PROBLEM STATEMENT: Each line of the material below that holds the word "kind" needs to be copied.

Data entries:
.....

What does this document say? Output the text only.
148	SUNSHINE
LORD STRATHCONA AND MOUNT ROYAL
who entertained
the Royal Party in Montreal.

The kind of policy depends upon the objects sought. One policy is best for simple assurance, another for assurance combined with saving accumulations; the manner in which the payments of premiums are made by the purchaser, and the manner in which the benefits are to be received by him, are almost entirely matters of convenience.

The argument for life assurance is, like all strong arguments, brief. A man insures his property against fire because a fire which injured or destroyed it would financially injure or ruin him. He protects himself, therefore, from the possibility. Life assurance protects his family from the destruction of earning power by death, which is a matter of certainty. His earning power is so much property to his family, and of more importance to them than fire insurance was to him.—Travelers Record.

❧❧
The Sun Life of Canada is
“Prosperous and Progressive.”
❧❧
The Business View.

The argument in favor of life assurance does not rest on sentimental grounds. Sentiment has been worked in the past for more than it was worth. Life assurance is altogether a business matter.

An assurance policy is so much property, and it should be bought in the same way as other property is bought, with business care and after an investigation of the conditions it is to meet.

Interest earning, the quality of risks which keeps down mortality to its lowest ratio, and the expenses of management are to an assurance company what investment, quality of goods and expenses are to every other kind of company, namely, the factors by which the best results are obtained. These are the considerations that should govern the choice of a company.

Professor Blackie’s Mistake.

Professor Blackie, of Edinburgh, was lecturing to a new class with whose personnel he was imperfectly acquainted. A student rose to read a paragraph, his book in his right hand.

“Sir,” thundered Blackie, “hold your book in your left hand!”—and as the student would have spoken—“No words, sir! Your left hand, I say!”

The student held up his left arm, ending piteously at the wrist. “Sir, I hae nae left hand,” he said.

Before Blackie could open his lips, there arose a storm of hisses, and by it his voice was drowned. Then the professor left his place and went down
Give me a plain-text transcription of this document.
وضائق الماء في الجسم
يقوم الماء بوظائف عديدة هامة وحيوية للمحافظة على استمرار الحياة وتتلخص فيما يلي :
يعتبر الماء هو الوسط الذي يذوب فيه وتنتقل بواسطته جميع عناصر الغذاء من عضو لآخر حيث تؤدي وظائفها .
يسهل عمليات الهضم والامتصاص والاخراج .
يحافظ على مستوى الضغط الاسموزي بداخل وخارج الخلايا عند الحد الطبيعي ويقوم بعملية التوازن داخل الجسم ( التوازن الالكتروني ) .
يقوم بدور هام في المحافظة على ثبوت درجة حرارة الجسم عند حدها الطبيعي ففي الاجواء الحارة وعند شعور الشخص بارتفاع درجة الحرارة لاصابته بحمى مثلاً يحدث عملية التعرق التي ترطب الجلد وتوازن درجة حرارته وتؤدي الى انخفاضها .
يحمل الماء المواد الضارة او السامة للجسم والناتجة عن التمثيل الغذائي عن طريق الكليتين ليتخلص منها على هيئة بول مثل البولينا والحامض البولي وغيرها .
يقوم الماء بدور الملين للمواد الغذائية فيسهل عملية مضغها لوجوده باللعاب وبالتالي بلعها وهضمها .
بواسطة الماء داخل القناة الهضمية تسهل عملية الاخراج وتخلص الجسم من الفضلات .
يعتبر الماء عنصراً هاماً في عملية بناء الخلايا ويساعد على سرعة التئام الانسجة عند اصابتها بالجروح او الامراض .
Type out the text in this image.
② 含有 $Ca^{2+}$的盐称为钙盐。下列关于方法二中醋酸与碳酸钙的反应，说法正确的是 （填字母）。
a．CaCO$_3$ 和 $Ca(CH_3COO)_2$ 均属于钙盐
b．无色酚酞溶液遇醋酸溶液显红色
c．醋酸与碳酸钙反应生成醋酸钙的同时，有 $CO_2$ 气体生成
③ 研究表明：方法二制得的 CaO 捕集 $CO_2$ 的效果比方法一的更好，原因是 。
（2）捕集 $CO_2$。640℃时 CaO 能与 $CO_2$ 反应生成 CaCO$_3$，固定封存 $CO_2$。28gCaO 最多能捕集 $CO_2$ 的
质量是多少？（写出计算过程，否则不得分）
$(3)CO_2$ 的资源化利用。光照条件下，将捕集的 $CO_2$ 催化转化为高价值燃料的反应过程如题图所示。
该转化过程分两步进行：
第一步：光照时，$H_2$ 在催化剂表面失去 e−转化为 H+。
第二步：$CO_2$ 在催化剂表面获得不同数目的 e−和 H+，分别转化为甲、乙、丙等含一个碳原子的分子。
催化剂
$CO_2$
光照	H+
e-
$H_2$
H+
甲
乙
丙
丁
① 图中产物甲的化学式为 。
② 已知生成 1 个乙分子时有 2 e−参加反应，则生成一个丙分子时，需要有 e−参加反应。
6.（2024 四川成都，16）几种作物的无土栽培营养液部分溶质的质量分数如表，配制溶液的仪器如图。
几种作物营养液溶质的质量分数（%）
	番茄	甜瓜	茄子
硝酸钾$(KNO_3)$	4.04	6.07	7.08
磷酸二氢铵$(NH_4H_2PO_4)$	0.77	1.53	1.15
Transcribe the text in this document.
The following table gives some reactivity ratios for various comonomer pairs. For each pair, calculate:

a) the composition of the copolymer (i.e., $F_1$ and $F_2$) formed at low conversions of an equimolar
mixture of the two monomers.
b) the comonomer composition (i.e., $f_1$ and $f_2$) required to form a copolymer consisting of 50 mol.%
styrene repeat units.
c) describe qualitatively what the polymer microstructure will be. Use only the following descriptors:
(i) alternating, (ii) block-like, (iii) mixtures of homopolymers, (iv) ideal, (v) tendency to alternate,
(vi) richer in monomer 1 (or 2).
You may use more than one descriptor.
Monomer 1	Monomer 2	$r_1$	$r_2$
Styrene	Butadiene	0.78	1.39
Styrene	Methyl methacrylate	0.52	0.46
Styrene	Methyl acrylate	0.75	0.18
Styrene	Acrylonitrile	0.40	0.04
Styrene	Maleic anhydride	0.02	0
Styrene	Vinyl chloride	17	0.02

.....

OUTPUT FOR THIS EXERCISE:
The kind of policy depends upon the objects sought. One policy is best for simple assurance, another for assurance combined with saving accumulations; the manner in which the payments of premiums are made by the purchaser, and the manner in which the benefits are to be received by him, are almost entirely matters of convenience.
Interest earning, the quality of risks which keeps down mortality to its lowest ratio, and the expenses of management are to an assurance company what investment, quality of goods and expenses are to every other kind of company, namely, the factors by which the best results are obtained. These are the considerations that should govern the choice of a company.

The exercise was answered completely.